Extracted data entries:

· · · · · · ·

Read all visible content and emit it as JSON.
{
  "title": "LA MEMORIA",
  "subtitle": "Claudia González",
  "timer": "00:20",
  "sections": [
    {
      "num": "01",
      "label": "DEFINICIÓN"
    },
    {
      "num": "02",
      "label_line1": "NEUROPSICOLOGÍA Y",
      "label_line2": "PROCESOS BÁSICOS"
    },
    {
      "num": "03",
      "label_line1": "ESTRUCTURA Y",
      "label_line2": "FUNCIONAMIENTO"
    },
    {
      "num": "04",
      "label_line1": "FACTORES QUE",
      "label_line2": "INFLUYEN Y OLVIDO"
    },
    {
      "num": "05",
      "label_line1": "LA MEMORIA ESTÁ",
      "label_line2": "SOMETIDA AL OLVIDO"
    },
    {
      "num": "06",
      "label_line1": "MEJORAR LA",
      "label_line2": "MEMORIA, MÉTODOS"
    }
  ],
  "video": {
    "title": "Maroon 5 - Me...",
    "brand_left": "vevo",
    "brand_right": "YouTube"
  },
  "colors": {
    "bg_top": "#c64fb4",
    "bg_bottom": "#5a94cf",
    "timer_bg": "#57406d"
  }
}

· · · · · · ·

» WRITTEN TASK: All of the entries must be quoted exactly; please include each one.

» CORRECT RESULT:
Read all visible content and emit it as JSON.
{
  "title": "LA MEMORIA",
  "subtitle": "Claudia González",
  "timer": "00:20",
  "sections": [
    {
      "num": "01",
      "label": "DEFINICIÓN"
    },
    {
      "num": "02",
      "label_line1": "NEUROPSICOLOGÍA Y",
      "label_line2": "PROCESOS BÁSICOS"
    },
    {
      "num": "03",
      "label_line1": "ESTRUCTURA Y",
      "label_line2": "FUNCIONAMIENTO"
    },
    {
      "num": "04",
      "label_line1": "FACTORES QUE",
      "label_line2": "INFLUYEN Y OLVIDO"
    },
    {
      "num": "05",
      "label_line1": "LA MEMORIA ESTÁ",
      "label_line2": "SOMETIDA AL OLVIDO"
    },
    {
      "num": "06",
      "label_line1": "MEJORAR LA",
      "label_line2": "MEMORIA, MÉTODOS"
    }
  ],
  "video": {
    "title": "Maroon 5 - Me...",
    "brand_left": "vevo",
    "brand_right": "YouTube"
  },
  "colors": {
    "bg_top": "#c64fb4",
    "bg_bottom": "#5a94cf",
    "timer_bg": "#57406d"
  }
}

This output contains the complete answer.